* Collection entries
— Start —

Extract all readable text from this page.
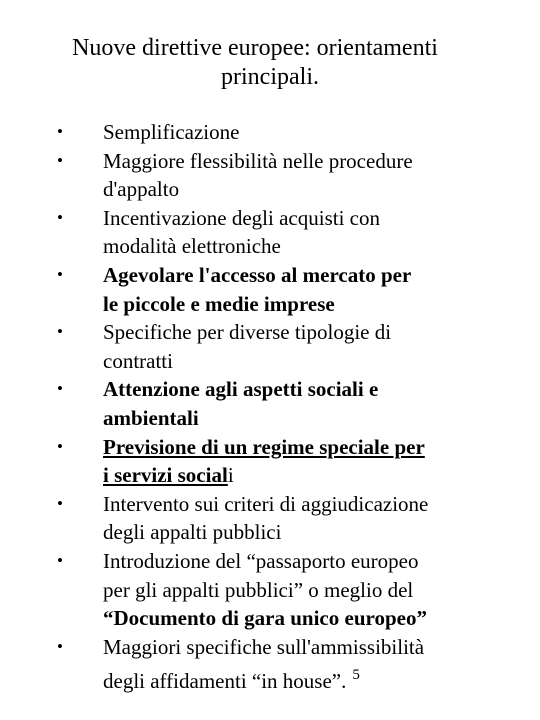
Nuove direttive europee: orientamenti
principali.
• Semplificazione
• Maggiore flessibilità nelle procedure
d'appalto
• Incentivazione degli acquisti con
modalità elettroniche
• Agevolare l'accesso al mercato per
le piccole e medie imprese
• Specifiche per diverse tipologie di
contratti
• Attenzione agli aspetti sociali e
ambientali
• Previsione di un regime speciale per
i servizi sociali
• Intervento sui criteri di aggiudicazione
degli appalti pubblici
• Introduzione del “passaporto europeo
per gli appalti pubblici” o meglio del
“Documento di gara unico europeo”
• Maggiori specifiche sull'ammissibilità
degli affidamenti “in house”. $^5$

— End —

* DO THIS
Quote every line of the records above exactly; no picture is to be copied.

* PROBLEM SOLUTION
Extract all readable text from this page.
Nuove direttive europee: orientamenti
principali.
• Semplificazione
• Maggiore flessibilità nelle procedure
d'appalto
• Incentivazione degli acquisti con
modalità elettroniche
• Agevolare l'accesso al mercato per
le piccole e medie imprese
• Specifiche per diverse tipologie di
contratti
• Attenzione agli aspetti sociali e
ambientali
• Previsione di un regime speciale per
i servizi sociali
• Intervento sui criteri di aggiudicazione
degli appalti pubblici
• Introduzione del “passaporto europeo
per gli appalti pubblici” o meglio del
“Documento di gara unico europeo”
• Maggiori specifiche sull'ammissibilità
degli affidamenti “in house”. $^5$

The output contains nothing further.